==== SUPPLIED ENTRIES
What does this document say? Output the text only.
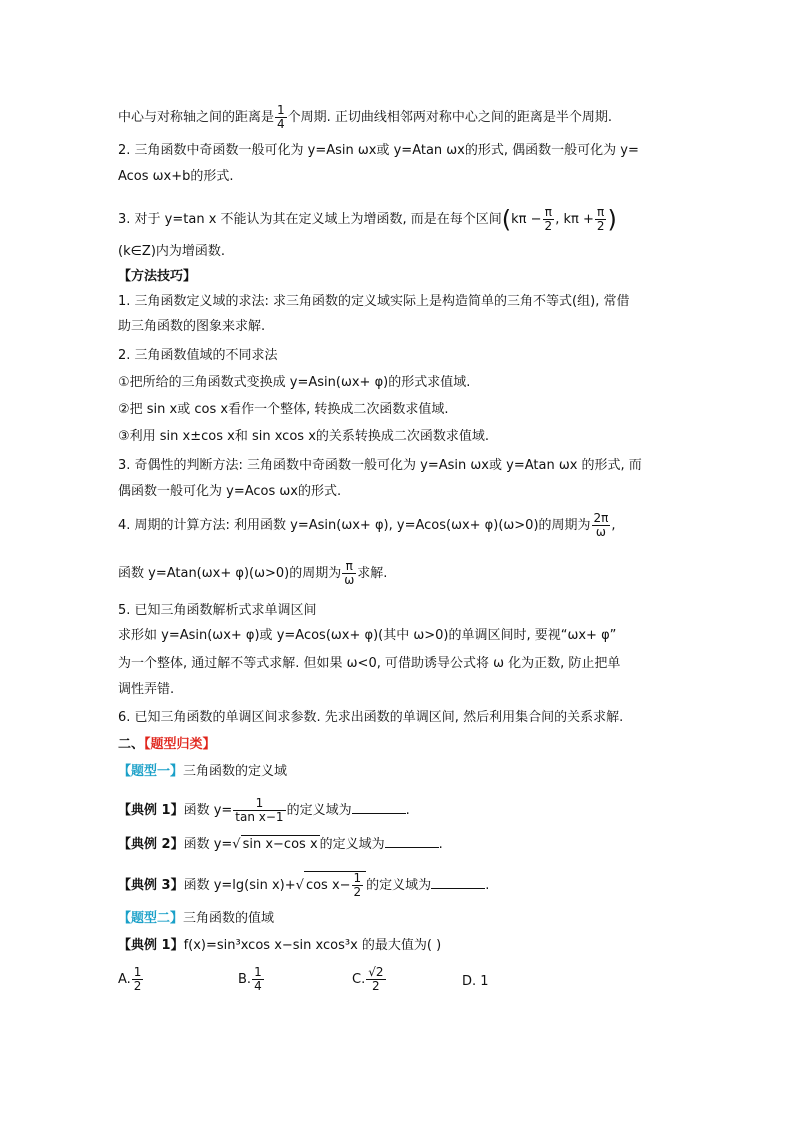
中心与对称轴之间的距离是 $\frac{1}{4}$ 个周期. 正切曲线相邻两对称中心之间的距离是半个周期.
2. 三角函数中奇函数一般可化为 y=Asin ωx或 y=Atan ωx的形式, 偶函数一般可化为 y=
Acos ωx+b的形式.
3. 对于 y=tan x 不能认为其在定义域上为增函数, 而是在每个区间($k\pi - \frac{\pi}{2}$ , $k\pi + \frac{\pi}{2}$ )
(k∈Z)内为增函数.
【方法技巧】
1. 三角函数定义域的求法: 求三角函数的定义域实际上是构造简单的三角不等式(组), 常借
助三角函数的图象来求解.
2. 三角函数值域的不同求法
①把所给的三角函数式变换成 y=Asin(ωx+ φ)的形式求值域.
②把 sin x或 cos x看作一个整体, 转换成二次函数求值域.
③利用 sin x±cos x和 sin xcos x的关系转换成二次函数求值域.
3. 奇偶性的判断方法: 三角函数中奇函数一般可化为 y=Asin ωx或 y=Atan ωx 的形式, 而
偶函数一般可化为 y=Acos ωx的形式.
4. 周期的计算方法: 利用函数 y=Asin(ωx+ φ), y=Acos(ωx+ φ)(ω>0)的周期为 $\frac{2\pi}{\omega}$ ,
函数 y=Atan(ωx+ φ)(ω>0)的周期为 $\frac{\pi}{\omega}$ 求解.
5. 已知三角函数解析式求单调区间
求形如 y=Asin(ωx+ φ)或 y=Acos(ωx+ φ)(其中 ω>0)的单调区间时, 要视“ωx+ φ”
为一个整体, 通过解不等式求解. 但如果 ω<0, 可借助诱导公式将 ω 化为正数, 防止把单
调性弄错.
6. 已知三角函数的单调区间求参数. 先求出函数的单调区间, 然后利用集合间的关系求解.
二、【题型归类】
【题型一】三角函数的定义域
【典例 1】函数 $y= \frac{1}{\text{tan x−1}}$ 的定义域为	.
【典例 2】函数 y=√ sin x−cos x 的定义域为	.
【典例 3】函数 y=lg(sin x)+√ $\cos x- \frac{1}{2}$ 的定义域为	.
【题型二】三角函数的值域
【典例 1】f(x)=sin³xcos x−sin xcos³x 的最大值为( )
A. $\frac{1}{2}$	B. $\frac{1}{4}$	C. $\frac{√2}{2}$	D. 1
========
INSTRUCTION: Copy out each record shown above without alteration, skipping any picture.

CORRECT RESPONSE:
What does this document say? Output the text only.
中心与对称轴之间的距离是 $\frac{1}{4}$ 个周期. 正切曲线相邻两对称中心之间的距离是半个周期.
2. 三角函数中奇函数一般可化为 y=Asin ωx或 y=Atan ωx的形式, 偶函数一般可化为 y=
Acos ωx+b的形式.
3. 对于 y=tan x 不能认为其在定义域上为增函数, 而是在每个区间($k\pi - \frac{\pi}{2}$ , $k\pi + \frac{\pi}{2}$ )
(k∈Z)内为增函数.
【方法技巧】
1. 三角函数定义域的求法: 求三角函数的定义域实际上是构造简单的三角不等式(组), 常借
助三角函数的图象来求解.
2. 三角函数值域的不同求法
①把所给的三角函数式变换成 y=Asin(ωx+ φ)的形式求值域.
②把 sin x或 cos x看作一个整体, 转换成二次函数求值域.
③利用 sin x±cos x和 sin xcos x的关系转换成二次函数求值域.
3. 奇偶性的判断方法: 三角函数中奇函数一般可化为 y=Asin ωx或 y=Atan ωx 的形式, 而
偶函数一般可化为 y=Acos ωx的形式.
4. 周期的计算方法: 利用函数 y=Asin(ωx+ φ), y=Acos(ωx+ φ)(ω>0)的周期为 $\frac{2\pi}{\omega}$ ,
函数 y=Atan(ωx+ φ)(ω>0)的周期为 $\frac{\pi}{\omega}$ 求解.
5. 已知三角函数解析式求单调区间
求形如 y=Asin(ωx+ φ)或 y=Acos(ωx+ φ)(其中 ω>0)的单调区间时, 要视“ωx+ φ”
为一个整体, 通过解不等式求解. 但如果 ω<0, 可借助诱导公式将 ω 化为正数, 防止把单
调性弄错.
6. 已知三角函数的单调区间求参数. 先求出函数的单调区间, 然后利用集合间的关系求解.
二、【题型归类】
【题型一】三角函数的定义域
【典例 1】函数 $y= \frac{1}{\text{tan x−1}}$ 的定义域为	.
【典例 2】函数 y=√ sin x−cos x 的定义域为	.
【典例 3】函数 y=lg(sin x)+√ $\cos x- \frac{1}{2}$ 的定义域为	.
【题型二】三角函数的值域
【典例 1】f(x)=sin³xcos x−sin xcos³x 的最大值为( )
A. $\frac{1}{2}$	B. $\frac{1}{4}$	C. $\frac{√2}{2}$	D. 1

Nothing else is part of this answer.